Short exercise. Your task is to print all of the material verbatim.

--- START Material for this task ---

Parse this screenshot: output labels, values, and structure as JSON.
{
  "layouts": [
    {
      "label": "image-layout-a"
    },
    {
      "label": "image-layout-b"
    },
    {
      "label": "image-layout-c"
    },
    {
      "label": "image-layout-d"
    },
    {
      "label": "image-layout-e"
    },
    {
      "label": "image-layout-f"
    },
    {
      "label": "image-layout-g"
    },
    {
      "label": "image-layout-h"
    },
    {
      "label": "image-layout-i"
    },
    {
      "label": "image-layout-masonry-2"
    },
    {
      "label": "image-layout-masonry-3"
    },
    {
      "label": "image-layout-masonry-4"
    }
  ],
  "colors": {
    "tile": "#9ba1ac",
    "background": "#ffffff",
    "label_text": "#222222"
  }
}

--- END Material for this task ---

The reply.
Parse this screenshot: output labels, values, and structure as JSON.
{
  "layouts": [
    {
      "label": "image-layout-a"
    },
    {
      "label": "image-layout-b"
    },
    {
      "label": "image-layout-c"
    },
    {
      "label": "image-layout-d"
    },
    {
      "label": "image-layout-e"
    },
    {
      "label": "image-layout-f"
    },
    {
      "label": "image-layout-g"
    },
    {
      "label": "image-layout-h"
    },
    {
      "label": "image-layout-i"
    },
    {
      "label": "image-layout-masonry-2"
    },
    {
      "label": "image-layout-masonry-3"
    },
    {
      "label": "image-layout-masonry-4"
    }
  ],
  "colors": {
    "tile": "#9ba1ac",
    "background": "#ffffff",
    "label_text": "#222222"
  }
}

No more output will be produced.